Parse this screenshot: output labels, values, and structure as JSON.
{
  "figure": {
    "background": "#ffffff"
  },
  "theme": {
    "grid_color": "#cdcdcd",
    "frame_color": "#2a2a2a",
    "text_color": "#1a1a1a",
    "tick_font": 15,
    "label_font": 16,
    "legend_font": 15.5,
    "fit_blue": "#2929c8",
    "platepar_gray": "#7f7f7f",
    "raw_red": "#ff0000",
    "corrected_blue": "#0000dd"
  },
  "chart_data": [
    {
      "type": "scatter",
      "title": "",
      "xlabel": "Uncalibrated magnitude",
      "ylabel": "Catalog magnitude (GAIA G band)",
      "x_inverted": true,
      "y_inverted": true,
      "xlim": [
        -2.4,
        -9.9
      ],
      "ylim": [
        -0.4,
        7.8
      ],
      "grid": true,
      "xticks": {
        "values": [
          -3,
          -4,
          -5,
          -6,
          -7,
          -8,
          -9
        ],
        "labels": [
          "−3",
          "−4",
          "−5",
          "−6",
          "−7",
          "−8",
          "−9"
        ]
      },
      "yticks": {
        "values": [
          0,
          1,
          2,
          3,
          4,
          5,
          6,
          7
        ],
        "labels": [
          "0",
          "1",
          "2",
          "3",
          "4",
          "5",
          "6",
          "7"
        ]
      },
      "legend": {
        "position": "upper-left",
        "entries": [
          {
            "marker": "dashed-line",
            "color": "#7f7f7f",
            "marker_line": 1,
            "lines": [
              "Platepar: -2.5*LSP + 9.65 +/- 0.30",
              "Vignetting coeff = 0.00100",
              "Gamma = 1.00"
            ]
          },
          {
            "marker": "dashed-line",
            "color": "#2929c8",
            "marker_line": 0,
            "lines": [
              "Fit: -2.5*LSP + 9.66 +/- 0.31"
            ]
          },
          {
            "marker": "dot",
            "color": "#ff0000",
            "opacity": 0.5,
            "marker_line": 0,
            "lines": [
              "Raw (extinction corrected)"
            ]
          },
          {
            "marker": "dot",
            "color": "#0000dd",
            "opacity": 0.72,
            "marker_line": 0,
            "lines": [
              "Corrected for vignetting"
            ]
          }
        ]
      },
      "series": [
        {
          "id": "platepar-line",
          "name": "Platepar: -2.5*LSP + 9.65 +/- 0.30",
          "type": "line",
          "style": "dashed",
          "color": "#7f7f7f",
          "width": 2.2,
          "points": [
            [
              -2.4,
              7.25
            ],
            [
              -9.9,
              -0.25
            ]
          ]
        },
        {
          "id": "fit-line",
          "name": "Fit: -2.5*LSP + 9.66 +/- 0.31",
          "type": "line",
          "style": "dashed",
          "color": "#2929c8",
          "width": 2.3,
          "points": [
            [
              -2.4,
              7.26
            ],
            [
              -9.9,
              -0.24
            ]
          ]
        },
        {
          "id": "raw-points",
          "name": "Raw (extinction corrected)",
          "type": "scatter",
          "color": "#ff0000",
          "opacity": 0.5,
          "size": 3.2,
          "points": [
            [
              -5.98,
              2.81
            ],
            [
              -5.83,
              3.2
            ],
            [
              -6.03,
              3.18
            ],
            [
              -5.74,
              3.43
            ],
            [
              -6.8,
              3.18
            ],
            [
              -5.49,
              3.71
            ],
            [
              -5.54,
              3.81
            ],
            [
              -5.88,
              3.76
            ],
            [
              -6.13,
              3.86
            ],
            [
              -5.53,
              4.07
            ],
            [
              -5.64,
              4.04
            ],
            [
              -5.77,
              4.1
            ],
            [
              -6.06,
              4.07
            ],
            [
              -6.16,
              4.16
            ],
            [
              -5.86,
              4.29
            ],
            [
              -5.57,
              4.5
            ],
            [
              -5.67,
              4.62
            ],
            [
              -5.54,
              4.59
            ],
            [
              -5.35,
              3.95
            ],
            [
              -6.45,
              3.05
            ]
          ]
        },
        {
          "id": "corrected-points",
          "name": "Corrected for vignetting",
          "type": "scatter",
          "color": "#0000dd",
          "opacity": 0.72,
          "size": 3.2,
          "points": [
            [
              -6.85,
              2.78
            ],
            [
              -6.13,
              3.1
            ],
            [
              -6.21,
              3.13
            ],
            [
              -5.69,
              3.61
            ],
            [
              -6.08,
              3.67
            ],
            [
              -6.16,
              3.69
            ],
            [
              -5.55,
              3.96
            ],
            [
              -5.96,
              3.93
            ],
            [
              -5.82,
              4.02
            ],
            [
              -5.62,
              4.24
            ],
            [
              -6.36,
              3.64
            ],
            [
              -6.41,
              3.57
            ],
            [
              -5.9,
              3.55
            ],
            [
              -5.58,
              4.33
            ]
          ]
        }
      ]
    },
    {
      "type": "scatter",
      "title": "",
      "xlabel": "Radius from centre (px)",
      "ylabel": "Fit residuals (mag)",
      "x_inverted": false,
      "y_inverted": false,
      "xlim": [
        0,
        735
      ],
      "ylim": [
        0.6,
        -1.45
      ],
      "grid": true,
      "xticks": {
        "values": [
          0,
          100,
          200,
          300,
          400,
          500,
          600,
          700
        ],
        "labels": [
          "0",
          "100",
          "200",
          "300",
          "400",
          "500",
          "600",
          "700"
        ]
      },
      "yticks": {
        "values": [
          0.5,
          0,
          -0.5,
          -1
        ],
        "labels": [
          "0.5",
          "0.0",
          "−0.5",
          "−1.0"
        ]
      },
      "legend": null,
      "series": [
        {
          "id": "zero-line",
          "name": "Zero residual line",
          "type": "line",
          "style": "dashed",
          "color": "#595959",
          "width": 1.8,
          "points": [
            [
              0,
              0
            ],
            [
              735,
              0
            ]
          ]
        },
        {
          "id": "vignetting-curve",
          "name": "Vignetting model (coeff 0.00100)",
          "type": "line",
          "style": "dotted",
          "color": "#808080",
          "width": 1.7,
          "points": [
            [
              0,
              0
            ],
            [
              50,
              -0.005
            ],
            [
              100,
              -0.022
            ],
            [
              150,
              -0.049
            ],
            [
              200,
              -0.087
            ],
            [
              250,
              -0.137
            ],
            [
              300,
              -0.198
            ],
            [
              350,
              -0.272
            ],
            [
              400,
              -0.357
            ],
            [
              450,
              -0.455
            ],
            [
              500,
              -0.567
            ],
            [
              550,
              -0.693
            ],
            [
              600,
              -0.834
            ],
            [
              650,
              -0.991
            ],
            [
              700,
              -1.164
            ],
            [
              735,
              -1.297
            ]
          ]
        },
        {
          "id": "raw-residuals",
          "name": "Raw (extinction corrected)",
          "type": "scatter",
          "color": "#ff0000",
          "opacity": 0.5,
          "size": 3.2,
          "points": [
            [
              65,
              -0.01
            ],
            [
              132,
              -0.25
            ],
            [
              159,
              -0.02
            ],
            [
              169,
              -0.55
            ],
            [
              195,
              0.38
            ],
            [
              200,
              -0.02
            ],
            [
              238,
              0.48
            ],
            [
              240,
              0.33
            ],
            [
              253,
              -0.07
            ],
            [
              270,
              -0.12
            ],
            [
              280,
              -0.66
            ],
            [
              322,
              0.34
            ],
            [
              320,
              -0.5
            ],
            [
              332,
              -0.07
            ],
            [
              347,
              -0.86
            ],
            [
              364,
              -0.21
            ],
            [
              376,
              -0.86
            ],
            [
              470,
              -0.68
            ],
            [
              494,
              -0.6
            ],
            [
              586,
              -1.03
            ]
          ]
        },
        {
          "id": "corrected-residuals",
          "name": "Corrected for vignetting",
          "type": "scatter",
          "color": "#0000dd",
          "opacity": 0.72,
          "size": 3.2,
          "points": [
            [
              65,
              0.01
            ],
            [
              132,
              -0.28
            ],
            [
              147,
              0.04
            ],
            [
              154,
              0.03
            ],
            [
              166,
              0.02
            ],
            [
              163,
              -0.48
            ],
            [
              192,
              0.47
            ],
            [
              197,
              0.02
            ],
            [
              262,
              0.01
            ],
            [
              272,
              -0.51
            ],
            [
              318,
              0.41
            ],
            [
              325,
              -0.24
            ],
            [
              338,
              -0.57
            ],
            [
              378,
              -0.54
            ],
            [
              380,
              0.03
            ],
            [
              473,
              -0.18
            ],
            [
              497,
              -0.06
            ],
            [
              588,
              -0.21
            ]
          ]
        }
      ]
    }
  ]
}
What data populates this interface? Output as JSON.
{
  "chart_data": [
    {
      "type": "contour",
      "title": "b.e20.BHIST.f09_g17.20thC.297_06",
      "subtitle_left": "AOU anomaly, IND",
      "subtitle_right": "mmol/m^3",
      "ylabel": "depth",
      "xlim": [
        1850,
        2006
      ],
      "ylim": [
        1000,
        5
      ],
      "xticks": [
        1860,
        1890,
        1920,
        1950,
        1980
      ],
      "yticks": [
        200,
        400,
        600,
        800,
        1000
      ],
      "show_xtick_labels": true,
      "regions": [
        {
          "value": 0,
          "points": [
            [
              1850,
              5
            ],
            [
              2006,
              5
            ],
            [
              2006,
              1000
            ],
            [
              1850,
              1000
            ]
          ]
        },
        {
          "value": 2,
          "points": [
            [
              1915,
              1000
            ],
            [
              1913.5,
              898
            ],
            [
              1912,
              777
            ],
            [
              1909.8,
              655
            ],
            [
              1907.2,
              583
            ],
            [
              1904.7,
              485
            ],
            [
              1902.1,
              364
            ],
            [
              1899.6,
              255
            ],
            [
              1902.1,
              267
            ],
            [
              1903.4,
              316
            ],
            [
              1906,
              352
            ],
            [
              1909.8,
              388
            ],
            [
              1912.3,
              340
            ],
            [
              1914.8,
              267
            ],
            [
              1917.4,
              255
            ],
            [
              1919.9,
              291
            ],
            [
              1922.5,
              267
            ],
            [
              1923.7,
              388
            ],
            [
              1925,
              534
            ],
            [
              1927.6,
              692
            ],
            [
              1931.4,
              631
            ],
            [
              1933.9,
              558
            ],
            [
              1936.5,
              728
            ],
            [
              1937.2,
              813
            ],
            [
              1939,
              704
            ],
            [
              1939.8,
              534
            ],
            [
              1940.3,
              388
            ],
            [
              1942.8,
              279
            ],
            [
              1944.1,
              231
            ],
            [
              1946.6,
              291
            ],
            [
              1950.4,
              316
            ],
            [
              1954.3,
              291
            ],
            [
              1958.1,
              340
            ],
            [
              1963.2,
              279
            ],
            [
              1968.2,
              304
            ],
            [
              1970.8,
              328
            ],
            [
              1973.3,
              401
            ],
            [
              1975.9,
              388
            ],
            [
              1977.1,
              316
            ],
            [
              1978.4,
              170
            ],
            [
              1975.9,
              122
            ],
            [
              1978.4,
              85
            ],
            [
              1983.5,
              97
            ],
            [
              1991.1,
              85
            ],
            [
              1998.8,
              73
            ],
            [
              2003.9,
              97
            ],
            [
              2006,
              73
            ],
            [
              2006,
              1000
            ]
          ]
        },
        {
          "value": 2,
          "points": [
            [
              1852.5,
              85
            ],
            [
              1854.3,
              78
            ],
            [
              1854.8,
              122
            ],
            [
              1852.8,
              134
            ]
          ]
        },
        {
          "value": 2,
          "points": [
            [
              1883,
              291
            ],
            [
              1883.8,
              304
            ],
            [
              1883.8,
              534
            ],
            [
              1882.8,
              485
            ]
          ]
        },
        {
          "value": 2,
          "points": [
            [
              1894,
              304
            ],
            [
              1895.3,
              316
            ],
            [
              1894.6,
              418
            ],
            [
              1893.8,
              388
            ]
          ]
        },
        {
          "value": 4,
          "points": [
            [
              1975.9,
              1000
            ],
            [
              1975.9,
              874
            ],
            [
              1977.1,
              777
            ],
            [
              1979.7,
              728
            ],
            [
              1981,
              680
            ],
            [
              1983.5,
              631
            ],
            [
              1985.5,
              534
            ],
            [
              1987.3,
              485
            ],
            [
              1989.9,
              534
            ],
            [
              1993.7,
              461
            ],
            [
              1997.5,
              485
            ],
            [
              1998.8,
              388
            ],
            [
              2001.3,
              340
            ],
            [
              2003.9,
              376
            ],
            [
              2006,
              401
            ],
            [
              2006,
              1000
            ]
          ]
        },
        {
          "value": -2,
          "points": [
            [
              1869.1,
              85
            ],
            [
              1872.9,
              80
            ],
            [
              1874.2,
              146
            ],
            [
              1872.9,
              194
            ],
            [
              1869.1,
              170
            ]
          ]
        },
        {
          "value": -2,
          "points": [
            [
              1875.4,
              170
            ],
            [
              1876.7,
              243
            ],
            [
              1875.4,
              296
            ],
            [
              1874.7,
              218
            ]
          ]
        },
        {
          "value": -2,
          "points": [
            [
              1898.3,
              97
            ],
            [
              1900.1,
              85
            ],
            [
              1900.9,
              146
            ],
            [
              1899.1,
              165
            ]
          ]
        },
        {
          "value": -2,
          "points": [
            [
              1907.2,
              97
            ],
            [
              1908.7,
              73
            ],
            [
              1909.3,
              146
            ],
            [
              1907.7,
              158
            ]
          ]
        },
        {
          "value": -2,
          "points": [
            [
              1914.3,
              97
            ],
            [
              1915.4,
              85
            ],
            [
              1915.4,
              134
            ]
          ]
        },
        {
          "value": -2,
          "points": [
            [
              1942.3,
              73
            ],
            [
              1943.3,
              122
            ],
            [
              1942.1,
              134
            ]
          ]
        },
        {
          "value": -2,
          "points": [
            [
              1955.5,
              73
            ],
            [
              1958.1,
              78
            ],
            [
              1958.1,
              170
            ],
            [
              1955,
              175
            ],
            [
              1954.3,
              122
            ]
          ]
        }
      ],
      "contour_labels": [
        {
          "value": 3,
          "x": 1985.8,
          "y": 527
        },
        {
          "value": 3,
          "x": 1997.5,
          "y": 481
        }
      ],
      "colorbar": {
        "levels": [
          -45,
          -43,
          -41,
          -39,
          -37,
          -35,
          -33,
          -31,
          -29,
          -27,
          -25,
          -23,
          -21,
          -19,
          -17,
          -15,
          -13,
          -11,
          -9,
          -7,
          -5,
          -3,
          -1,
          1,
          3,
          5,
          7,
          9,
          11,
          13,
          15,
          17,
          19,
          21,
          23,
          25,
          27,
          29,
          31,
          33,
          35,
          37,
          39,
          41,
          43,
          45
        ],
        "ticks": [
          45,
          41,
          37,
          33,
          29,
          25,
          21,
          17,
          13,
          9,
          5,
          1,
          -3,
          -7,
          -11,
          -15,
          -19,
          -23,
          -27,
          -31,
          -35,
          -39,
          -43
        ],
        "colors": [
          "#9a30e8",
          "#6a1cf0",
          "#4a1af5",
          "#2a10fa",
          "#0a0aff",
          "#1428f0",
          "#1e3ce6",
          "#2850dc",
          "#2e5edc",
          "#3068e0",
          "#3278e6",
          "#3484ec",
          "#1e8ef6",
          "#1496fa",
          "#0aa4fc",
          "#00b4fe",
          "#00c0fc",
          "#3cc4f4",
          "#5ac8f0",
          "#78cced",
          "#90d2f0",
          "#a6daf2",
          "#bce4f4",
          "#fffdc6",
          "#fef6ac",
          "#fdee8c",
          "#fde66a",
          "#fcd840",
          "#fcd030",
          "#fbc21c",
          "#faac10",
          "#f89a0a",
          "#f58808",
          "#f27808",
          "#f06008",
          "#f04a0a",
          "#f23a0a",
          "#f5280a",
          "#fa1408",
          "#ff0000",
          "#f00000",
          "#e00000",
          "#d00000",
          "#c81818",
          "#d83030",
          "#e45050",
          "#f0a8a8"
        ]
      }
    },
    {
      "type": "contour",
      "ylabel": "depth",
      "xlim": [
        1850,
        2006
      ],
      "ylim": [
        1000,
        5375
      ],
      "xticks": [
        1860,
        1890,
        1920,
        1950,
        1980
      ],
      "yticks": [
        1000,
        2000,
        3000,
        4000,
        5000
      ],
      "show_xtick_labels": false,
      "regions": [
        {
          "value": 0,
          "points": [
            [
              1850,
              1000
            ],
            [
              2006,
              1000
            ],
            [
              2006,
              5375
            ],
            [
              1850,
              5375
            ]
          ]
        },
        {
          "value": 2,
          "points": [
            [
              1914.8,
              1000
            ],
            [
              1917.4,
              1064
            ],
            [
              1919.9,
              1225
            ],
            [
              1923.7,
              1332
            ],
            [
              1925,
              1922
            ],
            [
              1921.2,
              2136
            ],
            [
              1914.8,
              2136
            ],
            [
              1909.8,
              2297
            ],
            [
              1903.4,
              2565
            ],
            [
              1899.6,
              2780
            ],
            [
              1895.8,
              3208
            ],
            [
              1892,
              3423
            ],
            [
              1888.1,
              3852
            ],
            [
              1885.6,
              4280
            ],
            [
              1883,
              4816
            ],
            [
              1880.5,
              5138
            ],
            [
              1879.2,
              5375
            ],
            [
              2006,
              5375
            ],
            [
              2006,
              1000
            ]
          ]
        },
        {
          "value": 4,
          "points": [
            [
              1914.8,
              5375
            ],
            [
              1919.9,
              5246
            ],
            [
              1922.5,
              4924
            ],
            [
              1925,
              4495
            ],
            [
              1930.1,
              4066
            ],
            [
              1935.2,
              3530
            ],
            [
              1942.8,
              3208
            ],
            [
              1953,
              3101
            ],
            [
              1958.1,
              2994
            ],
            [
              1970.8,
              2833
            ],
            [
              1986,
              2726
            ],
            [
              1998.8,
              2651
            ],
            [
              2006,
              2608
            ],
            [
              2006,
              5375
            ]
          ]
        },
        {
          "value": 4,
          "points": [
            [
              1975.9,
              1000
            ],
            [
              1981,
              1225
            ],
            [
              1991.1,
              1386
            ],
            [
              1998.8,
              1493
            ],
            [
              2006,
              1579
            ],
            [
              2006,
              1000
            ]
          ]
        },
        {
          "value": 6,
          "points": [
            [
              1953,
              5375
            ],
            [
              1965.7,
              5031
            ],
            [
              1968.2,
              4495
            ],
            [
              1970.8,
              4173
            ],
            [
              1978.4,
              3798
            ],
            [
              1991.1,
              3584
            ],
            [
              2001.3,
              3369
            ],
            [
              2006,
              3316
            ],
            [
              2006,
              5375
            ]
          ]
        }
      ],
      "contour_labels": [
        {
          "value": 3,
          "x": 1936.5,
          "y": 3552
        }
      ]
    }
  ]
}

REQUIREMENTS:
Take every line above carrying "magnitude" and return it.

ANSWER TO THIS PROBLEM:
      "xlabel": "Uncalibrated magnitude",
      "ylabel": "Catalog magnitude (GAIA G band)",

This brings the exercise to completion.